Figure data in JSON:

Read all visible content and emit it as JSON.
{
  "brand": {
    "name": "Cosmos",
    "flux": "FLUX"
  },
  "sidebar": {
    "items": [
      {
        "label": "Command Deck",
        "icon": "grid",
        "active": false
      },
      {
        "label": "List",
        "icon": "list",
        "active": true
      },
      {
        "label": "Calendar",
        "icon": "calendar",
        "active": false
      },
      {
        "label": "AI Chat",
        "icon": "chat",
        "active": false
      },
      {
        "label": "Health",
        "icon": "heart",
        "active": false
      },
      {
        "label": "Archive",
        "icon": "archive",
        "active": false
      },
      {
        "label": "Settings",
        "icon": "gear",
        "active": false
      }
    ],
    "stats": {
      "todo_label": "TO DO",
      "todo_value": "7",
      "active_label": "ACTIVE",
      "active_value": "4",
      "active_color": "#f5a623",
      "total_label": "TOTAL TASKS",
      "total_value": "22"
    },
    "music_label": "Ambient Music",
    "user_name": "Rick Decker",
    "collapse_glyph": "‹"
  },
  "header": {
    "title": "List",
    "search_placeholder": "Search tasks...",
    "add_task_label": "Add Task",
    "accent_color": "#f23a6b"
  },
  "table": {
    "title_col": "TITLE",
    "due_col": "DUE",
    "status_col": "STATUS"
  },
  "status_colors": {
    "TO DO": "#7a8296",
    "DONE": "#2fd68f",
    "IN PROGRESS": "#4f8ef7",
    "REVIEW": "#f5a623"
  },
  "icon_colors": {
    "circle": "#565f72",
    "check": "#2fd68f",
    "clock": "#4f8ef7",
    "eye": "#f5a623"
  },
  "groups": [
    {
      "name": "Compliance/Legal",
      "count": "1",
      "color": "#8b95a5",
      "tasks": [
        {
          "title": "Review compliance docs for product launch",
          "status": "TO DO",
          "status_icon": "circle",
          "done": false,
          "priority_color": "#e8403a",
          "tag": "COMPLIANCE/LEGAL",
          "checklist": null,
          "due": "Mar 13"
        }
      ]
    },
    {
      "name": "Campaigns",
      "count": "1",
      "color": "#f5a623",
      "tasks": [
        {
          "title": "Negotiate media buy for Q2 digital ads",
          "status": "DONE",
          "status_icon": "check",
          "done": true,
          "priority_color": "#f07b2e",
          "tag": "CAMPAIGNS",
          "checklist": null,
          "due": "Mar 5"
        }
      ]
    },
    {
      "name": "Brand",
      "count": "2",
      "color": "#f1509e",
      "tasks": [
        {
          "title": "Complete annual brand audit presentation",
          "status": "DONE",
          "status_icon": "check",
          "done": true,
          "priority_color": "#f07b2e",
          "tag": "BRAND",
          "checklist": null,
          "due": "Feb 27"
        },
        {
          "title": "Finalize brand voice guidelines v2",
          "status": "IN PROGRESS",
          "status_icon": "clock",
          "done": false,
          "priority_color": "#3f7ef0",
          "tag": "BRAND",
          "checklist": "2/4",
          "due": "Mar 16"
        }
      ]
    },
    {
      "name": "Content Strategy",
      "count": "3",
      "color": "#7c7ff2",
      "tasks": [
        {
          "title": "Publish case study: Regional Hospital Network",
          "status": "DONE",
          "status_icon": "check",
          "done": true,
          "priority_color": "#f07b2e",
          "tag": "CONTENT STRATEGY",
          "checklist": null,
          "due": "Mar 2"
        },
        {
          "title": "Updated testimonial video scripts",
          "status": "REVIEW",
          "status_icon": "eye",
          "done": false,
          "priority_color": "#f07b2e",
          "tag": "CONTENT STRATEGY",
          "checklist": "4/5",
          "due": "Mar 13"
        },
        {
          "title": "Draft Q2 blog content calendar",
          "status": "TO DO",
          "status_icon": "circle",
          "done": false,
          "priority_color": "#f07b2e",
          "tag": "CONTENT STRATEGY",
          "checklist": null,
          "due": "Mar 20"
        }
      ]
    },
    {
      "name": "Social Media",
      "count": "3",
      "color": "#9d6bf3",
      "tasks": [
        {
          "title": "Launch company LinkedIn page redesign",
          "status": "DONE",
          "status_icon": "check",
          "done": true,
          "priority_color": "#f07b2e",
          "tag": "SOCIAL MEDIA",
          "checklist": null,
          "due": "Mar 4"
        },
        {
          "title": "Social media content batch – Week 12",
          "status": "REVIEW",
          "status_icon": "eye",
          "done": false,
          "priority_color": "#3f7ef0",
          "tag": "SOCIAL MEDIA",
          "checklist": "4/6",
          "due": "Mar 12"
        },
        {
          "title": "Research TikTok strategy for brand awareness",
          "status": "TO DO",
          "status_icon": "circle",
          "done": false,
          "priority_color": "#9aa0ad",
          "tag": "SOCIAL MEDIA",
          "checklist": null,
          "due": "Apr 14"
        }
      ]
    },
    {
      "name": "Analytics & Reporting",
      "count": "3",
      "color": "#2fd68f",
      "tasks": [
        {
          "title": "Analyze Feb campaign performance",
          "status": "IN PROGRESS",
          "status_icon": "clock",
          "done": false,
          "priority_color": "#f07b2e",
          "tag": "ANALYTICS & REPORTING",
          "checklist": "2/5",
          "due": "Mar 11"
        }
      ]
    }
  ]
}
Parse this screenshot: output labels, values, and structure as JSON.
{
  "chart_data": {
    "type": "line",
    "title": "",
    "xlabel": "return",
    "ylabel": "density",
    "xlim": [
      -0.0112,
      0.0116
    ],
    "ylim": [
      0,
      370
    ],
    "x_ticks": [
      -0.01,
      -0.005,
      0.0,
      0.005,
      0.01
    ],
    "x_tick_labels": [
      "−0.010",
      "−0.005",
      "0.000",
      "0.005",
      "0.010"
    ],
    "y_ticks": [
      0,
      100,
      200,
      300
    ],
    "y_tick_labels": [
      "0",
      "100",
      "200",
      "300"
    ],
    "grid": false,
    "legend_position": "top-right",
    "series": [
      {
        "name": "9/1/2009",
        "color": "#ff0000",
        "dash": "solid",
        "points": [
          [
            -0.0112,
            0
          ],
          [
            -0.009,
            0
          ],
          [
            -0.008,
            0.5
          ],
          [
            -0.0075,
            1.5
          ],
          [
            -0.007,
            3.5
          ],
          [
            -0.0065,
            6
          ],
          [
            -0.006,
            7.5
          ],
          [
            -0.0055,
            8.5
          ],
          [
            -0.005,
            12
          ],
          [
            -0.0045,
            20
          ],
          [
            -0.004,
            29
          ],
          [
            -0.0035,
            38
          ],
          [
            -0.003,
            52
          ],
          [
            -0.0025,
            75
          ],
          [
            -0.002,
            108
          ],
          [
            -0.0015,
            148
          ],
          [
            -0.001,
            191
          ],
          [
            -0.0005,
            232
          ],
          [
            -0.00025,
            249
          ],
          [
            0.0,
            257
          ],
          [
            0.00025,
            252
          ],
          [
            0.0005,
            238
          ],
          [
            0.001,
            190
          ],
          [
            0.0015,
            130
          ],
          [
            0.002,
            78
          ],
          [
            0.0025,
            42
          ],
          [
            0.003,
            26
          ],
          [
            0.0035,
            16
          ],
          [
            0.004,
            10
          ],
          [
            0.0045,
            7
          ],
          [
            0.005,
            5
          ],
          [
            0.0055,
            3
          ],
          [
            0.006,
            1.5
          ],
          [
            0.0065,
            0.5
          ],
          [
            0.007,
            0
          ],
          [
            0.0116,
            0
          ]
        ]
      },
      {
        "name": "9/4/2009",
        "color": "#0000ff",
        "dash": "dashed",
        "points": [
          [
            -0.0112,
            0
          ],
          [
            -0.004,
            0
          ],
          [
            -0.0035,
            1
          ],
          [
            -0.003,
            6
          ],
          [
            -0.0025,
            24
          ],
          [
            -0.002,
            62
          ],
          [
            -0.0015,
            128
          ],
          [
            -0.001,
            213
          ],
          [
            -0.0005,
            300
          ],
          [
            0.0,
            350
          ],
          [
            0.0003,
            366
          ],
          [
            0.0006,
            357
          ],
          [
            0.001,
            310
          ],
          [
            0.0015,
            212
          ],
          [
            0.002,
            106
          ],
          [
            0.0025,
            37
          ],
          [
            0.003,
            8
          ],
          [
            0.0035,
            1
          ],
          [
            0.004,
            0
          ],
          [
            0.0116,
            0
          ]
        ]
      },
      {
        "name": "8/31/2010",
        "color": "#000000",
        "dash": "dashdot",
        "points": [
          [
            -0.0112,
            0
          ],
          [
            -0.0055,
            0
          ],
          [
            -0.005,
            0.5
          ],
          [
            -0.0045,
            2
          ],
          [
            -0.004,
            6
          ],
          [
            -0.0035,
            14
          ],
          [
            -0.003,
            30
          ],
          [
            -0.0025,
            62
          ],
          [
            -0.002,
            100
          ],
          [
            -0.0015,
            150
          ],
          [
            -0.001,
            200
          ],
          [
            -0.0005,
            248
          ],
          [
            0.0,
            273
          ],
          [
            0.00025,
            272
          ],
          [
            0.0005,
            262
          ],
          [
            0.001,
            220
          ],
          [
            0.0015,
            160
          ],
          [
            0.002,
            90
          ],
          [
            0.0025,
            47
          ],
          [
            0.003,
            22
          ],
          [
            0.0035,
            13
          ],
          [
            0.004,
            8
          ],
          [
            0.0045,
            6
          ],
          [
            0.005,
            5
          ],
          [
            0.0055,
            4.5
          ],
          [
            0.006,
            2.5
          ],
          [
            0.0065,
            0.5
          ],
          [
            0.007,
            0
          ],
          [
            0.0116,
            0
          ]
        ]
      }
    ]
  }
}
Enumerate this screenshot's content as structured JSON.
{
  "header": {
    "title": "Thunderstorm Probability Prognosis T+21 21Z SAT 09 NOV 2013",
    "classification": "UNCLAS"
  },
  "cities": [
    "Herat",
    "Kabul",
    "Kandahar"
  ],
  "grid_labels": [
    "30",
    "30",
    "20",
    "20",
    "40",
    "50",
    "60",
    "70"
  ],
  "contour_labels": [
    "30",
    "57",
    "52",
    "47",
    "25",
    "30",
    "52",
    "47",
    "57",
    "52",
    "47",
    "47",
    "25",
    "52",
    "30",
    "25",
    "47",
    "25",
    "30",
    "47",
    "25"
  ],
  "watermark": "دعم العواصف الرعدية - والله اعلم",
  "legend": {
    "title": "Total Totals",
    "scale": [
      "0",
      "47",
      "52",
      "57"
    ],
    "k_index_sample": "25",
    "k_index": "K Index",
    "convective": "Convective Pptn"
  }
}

◆ Stated problem ◆
Which lines above contain "this"? Show each of them.

◆ Output below ◆
Parse this screenshot: output labels, values, and structure as JSON.
Enumerate this screenshot's content as structured JSON.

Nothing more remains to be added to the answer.